Records from a dataset:
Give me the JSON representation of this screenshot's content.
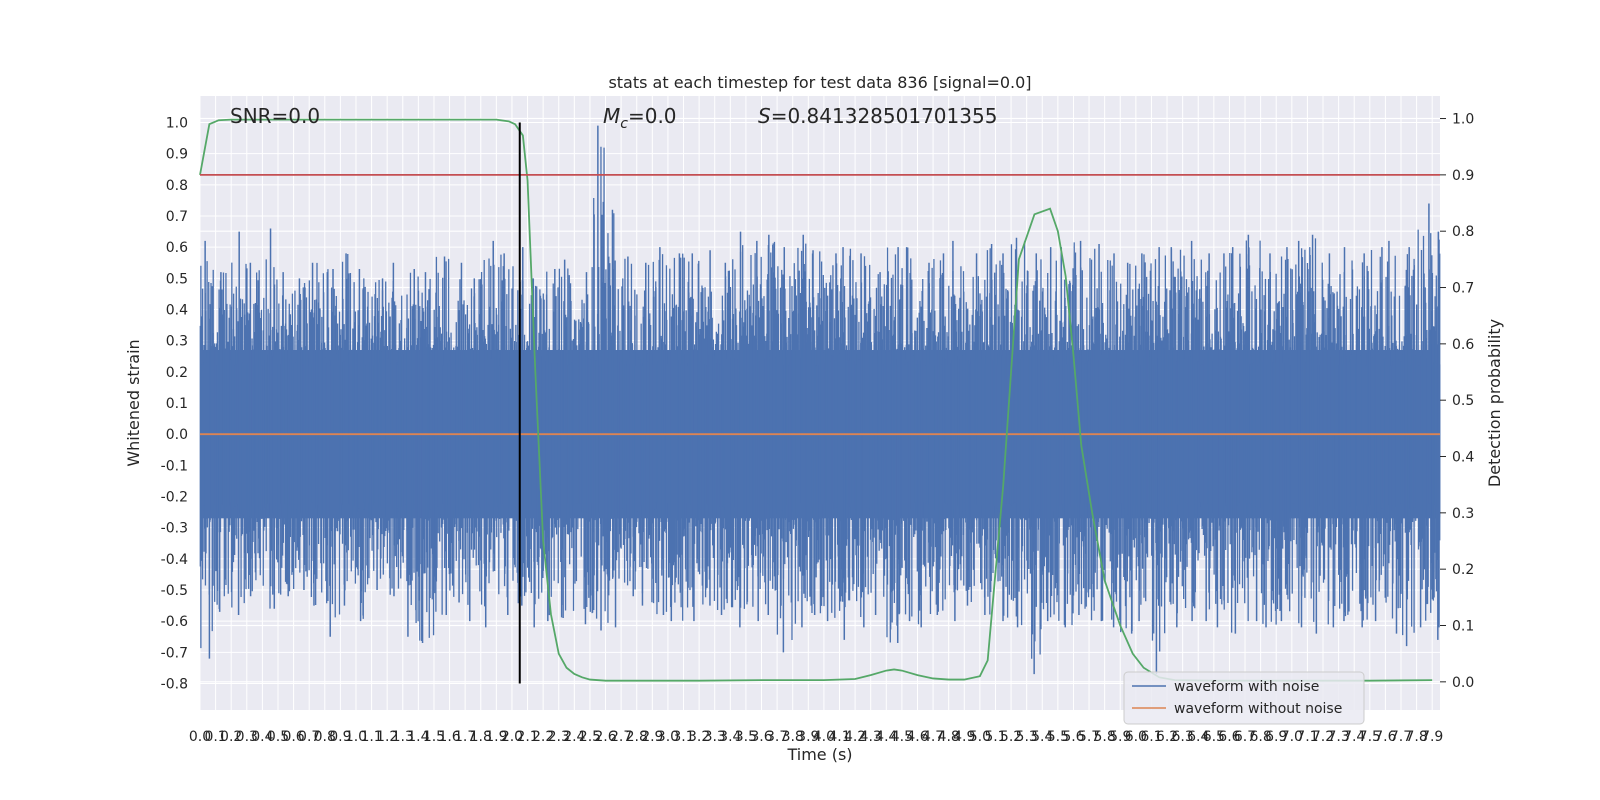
{
  "chart_data": {
    "type": "line",
    "title": "stats at each timestep for test data 836 [signal=0.0]",
    "xlabel": "Time (s)",
    "ylabel_left": "Whitened strain",
    "ylabel_right": "Detection probability",
    "annotations": {
      "snr": "SNR=0.0",
      "mc_symbol": "M",
      "mc_subscript": "c",
      "mc_value": "=0.0",
      "s_symbol": "S",
      "s_value": "=0.841328501701355"
    },
    "xlim": [
      0.0,
      7.95
    ],
    "ylim_left": [
      -0.885,
      1.085
    ],
    "ylim_right": [
      -0.05,
      1.04
    ],
    "x_ticks": [
      0.0,
      0.1,
      0.2,
      0.3,
      0.4,
      0.5,
      0.6,
      0.7,
      0.8,
      0.9,
      1.0,
      1.1,
      1.2,
      1.3,
      1.4,
      1.5,
      1.6,
      1.7,
      1.8,
      1.9,
      2.0,
      2.1,
      2.2,
      2.3,
      2.4,
      2.5,
      2.6,
      2.7,
      2.8,
      2.9,
      3.0,
      3.1,
      3.2,
      3.3,
      3.4,
      3.5,
      3.6,
      3.7,
      3.8,
      3.9,
      4.0,
      4.1,
      4.2,
      4.3,
      4.4,
      4.5,
      4.6,
      4.7,
      4.8,
      4.9,
      5.0,
      5.1,
      5.2,
      5.3,
      5.4,
      5.5,
      5.6,
      5.7,
      5.8,
      5.9,
      6.0,
      6.1,
      6.2,
      6.3,
      6.4,
      6.5,
      6.6,
      6.7,
      6.8,
      6.9,
      7.0,
      7.1,
      7.2,
      7.3,
      7.4,
      7.5,
      7.6,
      7.7,
      7.8,
      7.9
    ],
    "y_ticks_left": [
      -0.8,
      -0.7,
      -0.6,
      -0.5,
      -0.4,
      -0.3,
      -0.2,
      -0.1,
      0.0,
      0.1,
      0.2,
      0.3,
      0.4,
      0.5,
      0.6,
      0.7,
      0.8,
      0.9,
      1.0
    ],
    "y_ticks_right": [
      0.0,
      0.1,
      0.2,
      0.3,
      0.4,
      0.5,
      0.6,
      0.7,
      0.8,
      0.9,
      1.0
    ],
    "grid": true,
    "legend": {
      "placement": "lower-right",
      "entries": [
        "waveform with noise",
        "waveform without noise"
      ]
    },
    "series": [
      {
        "name": "waveform with noise",
        "color": "#4c72b0",
        "axis": "left",
        "kind": "dense noise trace (~0.1s envelope shown)",
        "x": [
          0.0,
          0.1,
          0.2,
          0.3,
          0.4,
          0.5,
          0.6,
          0.7,
          0.8,
          0.9,
          1.0,
          1.1,
          1.2,
          1.3,
          1.4,
          1.5,
          1.6,
          1.7,
          1.8,
          1.9,
          2.0,
          2.1,
          2.2,
          2.3,
          2.4,
          2.5,
          2.6,
          2.7,
          2.8,
          2.9,
          3.0,
          3.1,
          3.2,
          3.3,
          3.4,
          3.5,
          3.6,
          3.7,
          3.8,
          3.9,
          4.0,
          4.1,
          4.2,
          4.3,
          4.4,
          4.5,
          4.6,
          4.7,
          4.8,
          4.9,
          5.0,
          5.1,
          5.2,
          5.3,
          5.4,
          5.5,
          5.6,
          5.7,
          5.8,
          5.9,
          6.0,
          6.1,
          6.2,
          6.3,
          6.4,
          6.5,
          6.6,
          6.7,
          6.8,
          6.9,
          7.0,
          7.1,
          7.2,
          7.3,
          7.4,
          7.5,
          7.6,
          7.7,
          7.8,
          7.9
        ],
        "upper": [
          0.62,
          0.52,
          0.65,
          0.55,
          0.66,
          0.52,
          0.5,
          0.55,
          0.53,
          0.58,
          0.53,
          0.5,
          0.55,
          0.53,
          0.52,
          0.57,
          0.55,
          0.5,
          0.62,
          0.58,
          0.6,
          0.5,
          0.53,
          0.56,
          0.52,
          0.99,
          0.72,
          0.57,
          0.55,
          0.6,
          0.58,
          0.58,
          0.59,
          0.55,
          0.65,
          0.62,
          0.64,
          0.6,
          0.64,
          0.59,
          0.58,
          0.6,
          0.58,
          0.52,
          0.6,
          0.6,
          0.55,
          0.58,
          0.62,
          0.58,
          0.61,
          0.58,
          0.63,
          0.58,
          0.6,
          0.6,
          0.62,
          0.61,
          0.58,
          0.55,
          0.58,
          0.6,
          0.6,
          0.62,
          0.58,
          0.58,
          0.6,
          0.64,
          0.58,
          0.6,
          0.62,
          0.64,
          0.58,
          0.6,
          0.58,
          0.6,
          0.62,
          0.6,
          0.74,
          0.65
        ],
        "lower": [
          -0.72,
          -0.57,
          -0.58,
          -0.52,
          -0.56,
          -0.52,
          -0.5,
          -0.55,
          -0.65,
          -0.55,
          -0.6,
          -0.5,
          -0.52,
          -0.65,
          -0.67,
          -0.58,
          -0.54,
          -0.6,
          -0.62,
          -0.58,
          -0.55,
          -0.62,
          -0.6,
          -0.59,
          -0.61,
          -0.63,
          -0.62,
          -0.52,
          -0.55,
          -0.58,
          -0.6,
          -0.6,
          -0.55,
          -0.58,
          -0.62,
          -0.6,
          -0.58,
          -0.7,
          -0.62,
          -0.58,
          -0.6,
          -0.66,
          -0.62,
          -0.58,
          -0.67,
          -0.6,
          -0.62,
          -0.58,
          -0.6,
          -0.55,
          -0.58,
          -0.6,
          -0.62,
          -0.77,
          -0.6,
          -0.62,
          -0.58,
          -0.6,
          -0.62,
          -0.64,
          -0.6,
          -0.77,
          -0.62,
          -0.6,
          -0.6,
          -0.62,
          -0.64,
          -0.6,
          -0.62,
          -0.6,
          -0.62,
          -0.64,
          -0.62,
          -0.6,
          -0.62,
          -0.6,
          -0.64,
          -0.68,
          -0.62,
          -0.66
        ]
      },
      {
        "name": "waveform without noise",
        "color": "#dd8452",
        "axis": "left",
        "x": [
          0.0,
          7.95
        ],
        "y": [
          0.0,
          0.0
        ]
      },
      {
        "color": "#55a868",
        "axis": "right",
        "x": [
          0.0,
          0.06,
          0.12,
          0.2,
          0.4,
          1.0,
          1.5,
          1.9,
          1.98,
          2.02,
          2.07,
          2.1,
          2.15,
          2.2,
          2.25,
          2.3,
          2.35,
          2.4,
          2.45,
          2.5,
          2.6,
          2.8,
          3.2,
          3.6,
          4.0,
          4.2,
          4.3,
          4.4,
          4.45,
          4.5,
          4.6,
          4.7,
          4.8,
          4.9,
          5.0,
          5.05,
          5.15,
          5.25,
          5.35,
          5.45,
          5.5,
          5.55,
          5.6,
          5.65,
          5.72,
          5.8,
          5.9,
          5.98,
          6.05,
          6.15,
          6.25,
          6.5,
          7.0,
          7.5,
          7.9
        ],
        "y": [
          0.9,
          0.99,
          0.997,
          0.998,
          0.998,
          0.998,
          0.998,
          0.998,
          0.995,
          0.99,
          0.97,
          0.89,
          0.55,
          0.25,
          0.12,
          0.05,
          0.025,
          0.014,
          0.008,
          0.004,
          0.002,
          0.002,
          0.002,
          0.003,
          0.003,
          0.005,
          0.012,
          0.02,
          0.022,
          0.02,
          0.012,
          0.006,
          0.004,
          0.004,
          0.01,
          0.038,
          0.35,
          0.75,
          0.83,
          0.84,
          0.8,
          0.72,
          0.58,
          0.42,
          0.3,
          0.18,
          0.1,
          0.05,
          0.025,
          0.008,
          0.003,
          0.002,
          0.002,
          0.002,
          0.003
        ]
      },
      {
        "color": "#c44e52",
        "axis": "right",
        "x": [
          0.0,
          7.95
        ],
        "y": [
          0.9,
          0.9
        ]
      },
      {
        "color": "#000000",
        "axis": "left",
        "kind": "vertical line",
        "x": [
          2.05,
          2.05
        ],
        "y": [
          -0.8,
          1.0
        ]
      }
    ]
  }
}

• **Work instructions**
Check each line above for the word "noise" and copy the ones that have it.

• **Task answer**
        "waveform with noise",
        "waveform without noise"
        "name": "waveform with noise",
        "kind": "dense noise trace (~0.1s envelope shown)",
        "name": "waveform without noise",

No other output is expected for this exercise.